── RECORDS PROVIDED ──

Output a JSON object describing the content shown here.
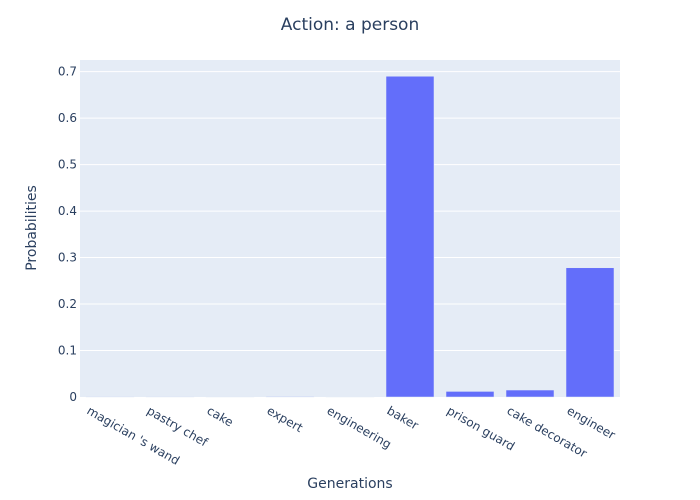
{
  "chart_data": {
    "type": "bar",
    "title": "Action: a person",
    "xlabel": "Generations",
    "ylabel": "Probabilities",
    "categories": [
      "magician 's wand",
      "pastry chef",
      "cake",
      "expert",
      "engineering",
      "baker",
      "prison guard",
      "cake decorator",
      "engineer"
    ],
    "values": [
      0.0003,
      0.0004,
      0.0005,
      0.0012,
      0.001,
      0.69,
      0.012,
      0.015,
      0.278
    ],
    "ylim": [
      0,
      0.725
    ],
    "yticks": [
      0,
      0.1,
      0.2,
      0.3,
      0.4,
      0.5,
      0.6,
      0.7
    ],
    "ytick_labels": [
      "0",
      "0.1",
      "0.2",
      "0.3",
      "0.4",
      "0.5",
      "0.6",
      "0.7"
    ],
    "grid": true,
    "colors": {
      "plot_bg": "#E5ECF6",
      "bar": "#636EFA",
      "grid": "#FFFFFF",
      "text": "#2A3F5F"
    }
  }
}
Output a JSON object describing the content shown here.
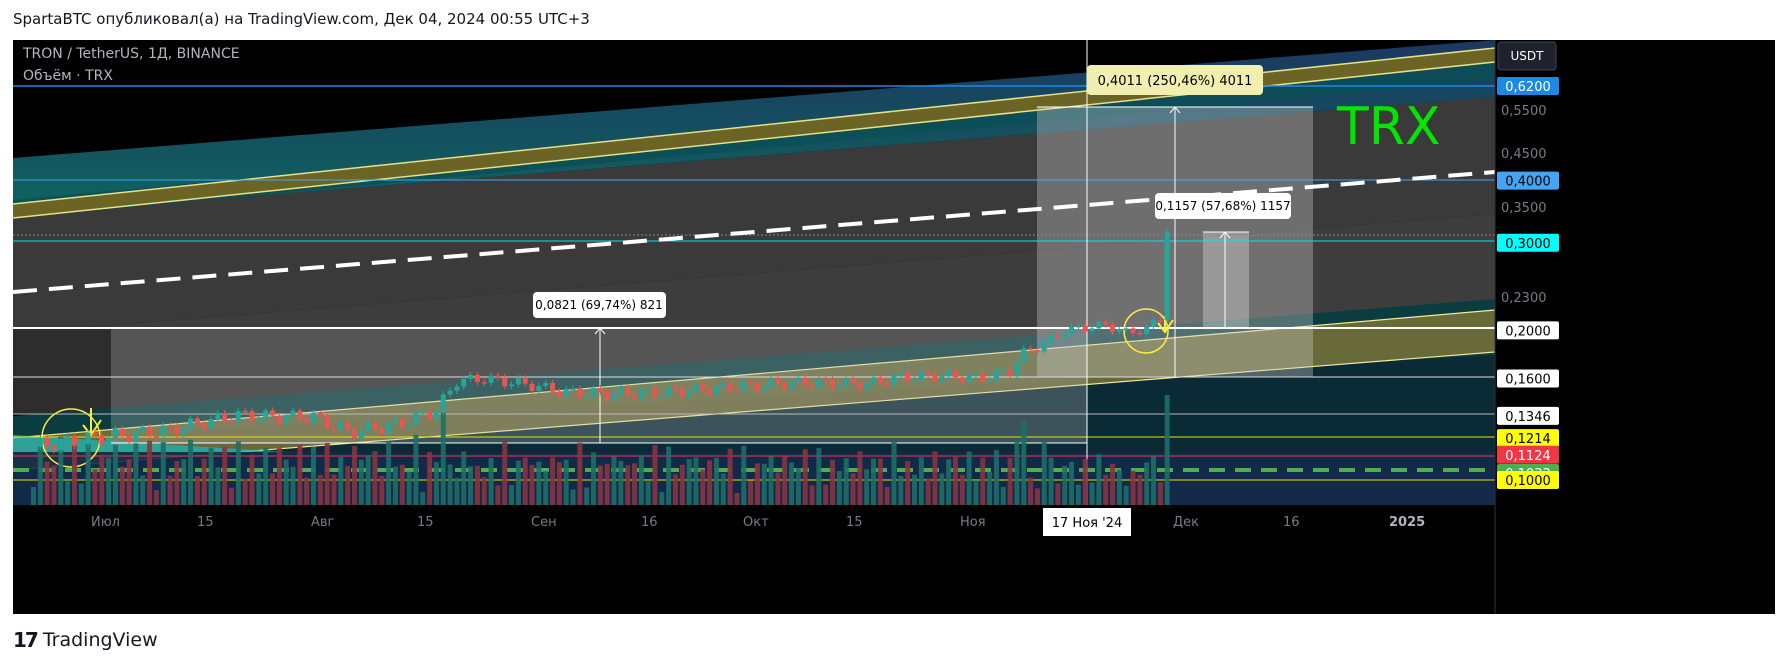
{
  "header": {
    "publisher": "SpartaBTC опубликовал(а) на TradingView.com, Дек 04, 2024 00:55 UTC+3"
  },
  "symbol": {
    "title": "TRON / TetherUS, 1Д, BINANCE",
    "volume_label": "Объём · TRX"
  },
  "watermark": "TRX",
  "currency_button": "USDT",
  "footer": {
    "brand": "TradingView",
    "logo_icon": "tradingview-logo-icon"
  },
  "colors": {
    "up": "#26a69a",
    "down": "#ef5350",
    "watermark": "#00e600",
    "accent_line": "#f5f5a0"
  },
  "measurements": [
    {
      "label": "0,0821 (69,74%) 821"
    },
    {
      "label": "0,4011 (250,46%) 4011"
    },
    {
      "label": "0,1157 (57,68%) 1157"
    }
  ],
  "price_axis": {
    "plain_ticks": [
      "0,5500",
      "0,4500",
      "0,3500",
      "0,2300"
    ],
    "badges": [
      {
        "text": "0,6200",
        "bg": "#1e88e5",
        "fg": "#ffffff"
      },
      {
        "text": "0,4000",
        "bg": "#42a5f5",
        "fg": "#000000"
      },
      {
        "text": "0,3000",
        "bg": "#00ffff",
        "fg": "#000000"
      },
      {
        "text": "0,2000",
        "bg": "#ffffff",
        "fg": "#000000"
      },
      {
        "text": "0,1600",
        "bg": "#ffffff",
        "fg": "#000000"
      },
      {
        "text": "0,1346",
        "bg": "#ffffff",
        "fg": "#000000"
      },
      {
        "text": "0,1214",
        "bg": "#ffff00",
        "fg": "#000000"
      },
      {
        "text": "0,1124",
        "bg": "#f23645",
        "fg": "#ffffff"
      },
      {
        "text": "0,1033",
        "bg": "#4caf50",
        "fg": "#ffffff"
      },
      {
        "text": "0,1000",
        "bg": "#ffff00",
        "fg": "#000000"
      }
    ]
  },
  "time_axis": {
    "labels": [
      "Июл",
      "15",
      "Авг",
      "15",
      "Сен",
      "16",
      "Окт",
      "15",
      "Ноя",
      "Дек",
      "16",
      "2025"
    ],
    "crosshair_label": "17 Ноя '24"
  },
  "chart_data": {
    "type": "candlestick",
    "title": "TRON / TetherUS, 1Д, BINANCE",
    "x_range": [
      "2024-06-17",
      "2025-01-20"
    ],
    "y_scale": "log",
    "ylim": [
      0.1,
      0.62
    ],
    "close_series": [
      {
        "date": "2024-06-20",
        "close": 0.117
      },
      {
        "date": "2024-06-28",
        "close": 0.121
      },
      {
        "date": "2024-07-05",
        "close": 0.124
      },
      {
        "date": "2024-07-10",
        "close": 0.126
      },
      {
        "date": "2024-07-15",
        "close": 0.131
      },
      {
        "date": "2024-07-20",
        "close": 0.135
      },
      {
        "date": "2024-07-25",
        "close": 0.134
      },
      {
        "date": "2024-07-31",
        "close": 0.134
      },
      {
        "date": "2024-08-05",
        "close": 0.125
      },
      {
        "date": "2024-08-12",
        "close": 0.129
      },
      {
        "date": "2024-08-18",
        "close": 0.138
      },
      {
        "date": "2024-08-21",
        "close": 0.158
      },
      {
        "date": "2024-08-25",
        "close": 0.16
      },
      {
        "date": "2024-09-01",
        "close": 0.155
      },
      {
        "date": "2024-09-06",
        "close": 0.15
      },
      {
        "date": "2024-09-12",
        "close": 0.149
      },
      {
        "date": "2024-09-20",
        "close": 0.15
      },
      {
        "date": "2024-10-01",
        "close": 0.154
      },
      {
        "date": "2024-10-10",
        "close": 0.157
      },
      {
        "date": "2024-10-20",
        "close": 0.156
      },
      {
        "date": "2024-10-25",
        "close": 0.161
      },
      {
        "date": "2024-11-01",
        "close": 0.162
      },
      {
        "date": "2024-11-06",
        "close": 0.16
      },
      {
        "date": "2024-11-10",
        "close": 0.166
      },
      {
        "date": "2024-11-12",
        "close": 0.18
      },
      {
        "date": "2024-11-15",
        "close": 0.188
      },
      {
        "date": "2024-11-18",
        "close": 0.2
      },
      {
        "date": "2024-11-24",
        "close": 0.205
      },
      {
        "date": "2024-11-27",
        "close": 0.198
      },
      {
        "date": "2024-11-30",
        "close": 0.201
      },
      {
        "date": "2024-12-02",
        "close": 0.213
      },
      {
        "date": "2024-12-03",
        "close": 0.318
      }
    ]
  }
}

───
── RECORDS PROVIDED ──

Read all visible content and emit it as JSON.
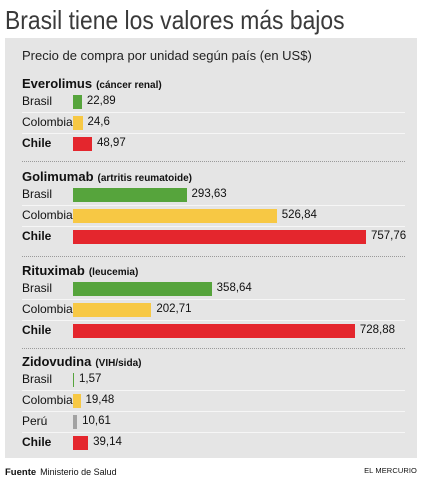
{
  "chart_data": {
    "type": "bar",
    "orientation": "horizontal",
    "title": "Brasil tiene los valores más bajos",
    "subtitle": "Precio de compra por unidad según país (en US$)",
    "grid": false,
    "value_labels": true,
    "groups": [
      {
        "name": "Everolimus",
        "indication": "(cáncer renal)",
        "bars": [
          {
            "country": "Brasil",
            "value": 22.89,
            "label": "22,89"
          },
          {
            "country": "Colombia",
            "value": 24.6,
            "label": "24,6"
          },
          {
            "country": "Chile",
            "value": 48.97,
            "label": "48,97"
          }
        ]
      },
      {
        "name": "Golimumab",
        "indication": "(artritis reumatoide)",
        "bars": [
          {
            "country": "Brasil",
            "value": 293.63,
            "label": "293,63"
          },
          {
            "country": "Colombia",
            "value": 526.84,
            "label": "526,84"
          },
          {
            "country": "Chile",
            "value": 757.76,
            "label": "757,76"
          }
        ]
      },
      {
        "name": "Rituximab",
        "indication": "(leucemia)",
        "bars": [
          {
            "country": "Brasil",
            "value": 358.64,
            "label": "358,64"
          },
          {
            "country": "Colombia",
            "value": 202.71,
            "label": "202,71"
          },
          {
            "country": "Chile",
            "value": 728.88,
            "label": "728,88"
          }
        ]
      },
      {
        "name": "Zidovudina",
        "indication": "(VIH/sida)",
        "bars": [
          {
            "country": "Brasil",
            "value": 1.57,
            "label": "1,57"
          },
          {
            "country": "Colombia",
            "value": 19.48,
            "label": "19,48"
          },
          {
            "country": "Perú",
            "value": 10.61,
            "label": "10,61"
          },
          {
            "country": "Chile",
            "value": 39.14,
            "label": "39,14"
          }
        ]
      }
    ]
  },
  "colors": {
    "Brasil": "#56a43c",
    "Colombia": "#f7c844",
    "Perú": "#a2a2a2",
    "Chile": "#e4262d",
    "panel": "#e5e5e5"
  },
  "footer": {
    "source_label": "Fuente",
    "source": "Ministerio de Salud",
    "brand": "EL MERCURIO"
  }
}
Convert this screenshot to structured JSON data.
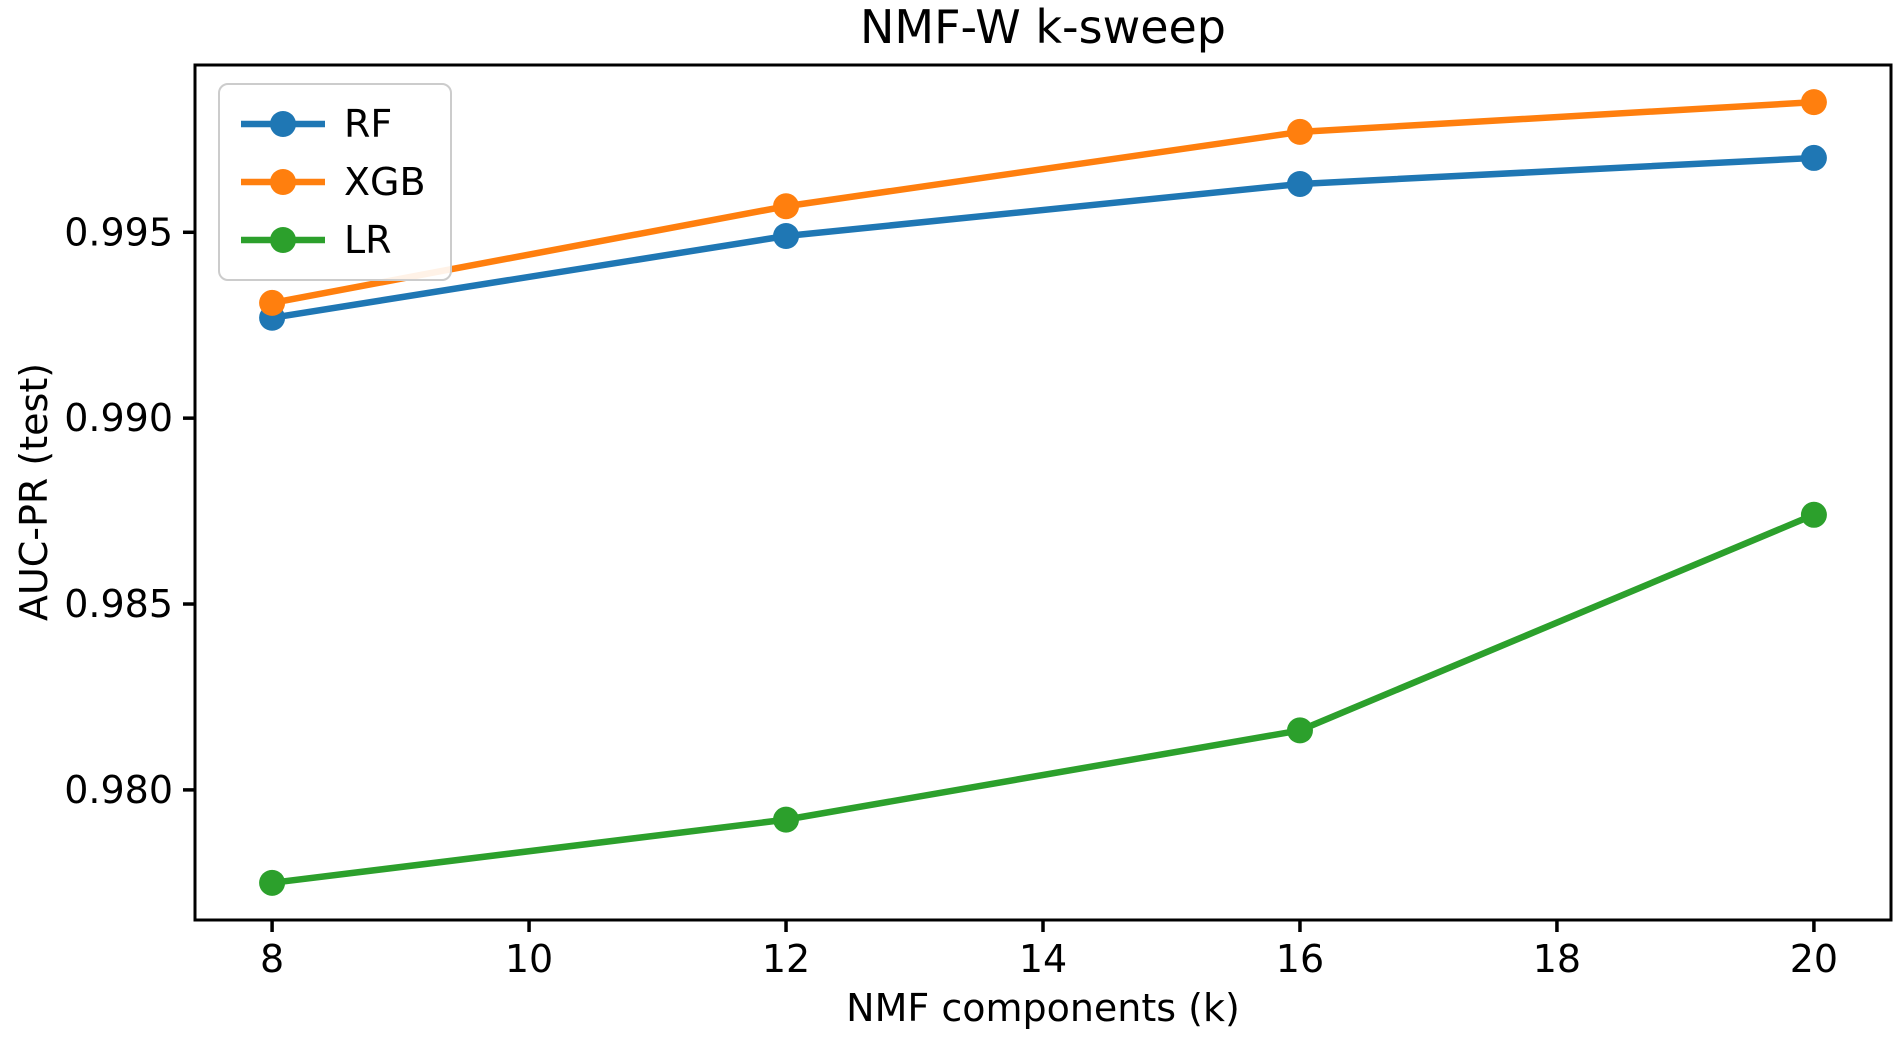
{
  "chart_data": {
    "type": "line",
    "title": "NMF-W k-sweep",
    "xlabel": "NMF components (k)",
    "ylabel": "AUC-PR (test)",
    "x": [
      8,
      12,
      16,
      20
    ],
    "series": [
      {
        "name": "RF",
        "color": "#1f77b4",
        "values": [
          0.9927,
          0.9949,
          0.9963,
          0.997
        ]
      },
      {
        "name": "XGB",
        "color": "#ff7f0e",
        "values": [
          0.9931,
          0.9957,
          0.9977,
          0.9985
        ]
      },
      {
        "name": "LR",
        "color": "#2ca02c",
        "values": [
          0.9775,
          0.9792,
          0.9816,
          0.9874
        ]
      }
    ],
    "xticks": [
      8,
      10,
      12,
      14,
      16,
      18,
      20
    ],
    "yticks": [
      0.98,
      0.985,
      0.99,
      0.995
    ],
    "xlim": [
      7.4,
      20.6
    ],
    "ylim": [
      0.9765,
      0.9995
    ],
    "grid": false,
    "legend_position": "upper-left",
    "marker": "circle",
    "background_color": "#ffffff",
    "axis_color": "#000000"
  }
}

───
── RECORDS PROVIDED ──

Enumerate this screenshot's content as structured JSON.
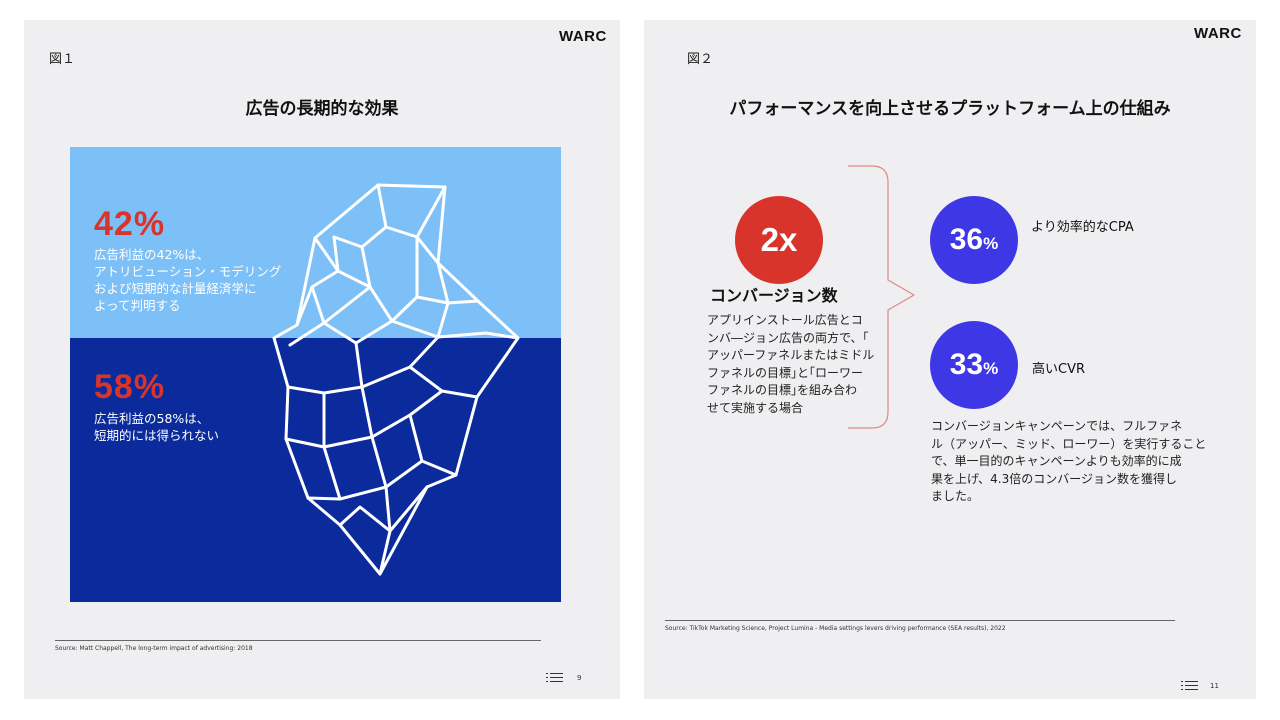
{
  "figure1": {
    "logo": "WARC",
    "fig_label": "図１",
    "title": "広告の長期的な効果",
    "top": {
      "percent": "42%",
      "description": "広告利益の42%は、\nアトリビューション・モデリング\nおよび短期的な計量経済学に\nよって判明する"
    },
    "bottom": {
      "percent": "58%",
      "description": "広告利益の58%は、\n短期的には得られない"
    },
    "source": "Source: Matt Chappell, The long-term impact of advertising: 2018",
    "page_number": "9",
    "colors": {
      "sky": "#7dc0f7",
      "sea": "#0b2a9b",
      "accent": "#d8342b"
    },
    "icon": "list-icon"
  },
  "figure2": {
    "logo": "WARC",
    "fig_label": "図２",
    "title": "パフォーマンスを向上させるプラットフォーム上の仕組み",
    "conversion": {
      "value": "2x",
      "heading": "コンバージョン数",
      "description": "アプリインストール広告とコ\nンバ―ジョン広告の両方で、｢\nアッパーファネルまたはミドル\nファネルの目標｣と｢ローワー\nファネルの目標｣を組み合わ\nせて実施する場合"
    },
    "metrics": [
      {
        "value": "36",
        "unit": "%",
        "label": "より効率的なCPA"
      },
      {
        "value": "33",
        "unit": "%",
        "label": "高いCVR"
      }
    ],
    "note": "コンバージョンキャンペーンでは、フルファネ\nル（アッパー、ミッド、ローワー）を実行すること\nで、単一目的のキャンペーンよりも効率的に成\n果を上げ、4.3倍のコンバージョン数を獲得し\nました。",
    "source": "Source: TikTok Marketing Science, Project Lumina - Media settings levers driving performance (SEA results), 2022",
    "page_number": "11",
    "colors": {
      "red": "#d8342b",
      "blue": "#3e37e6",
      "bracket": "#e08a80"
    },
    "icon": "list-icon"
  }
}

───

State how many lines of the listing include the word "ylabel". Reply with the number alone.

2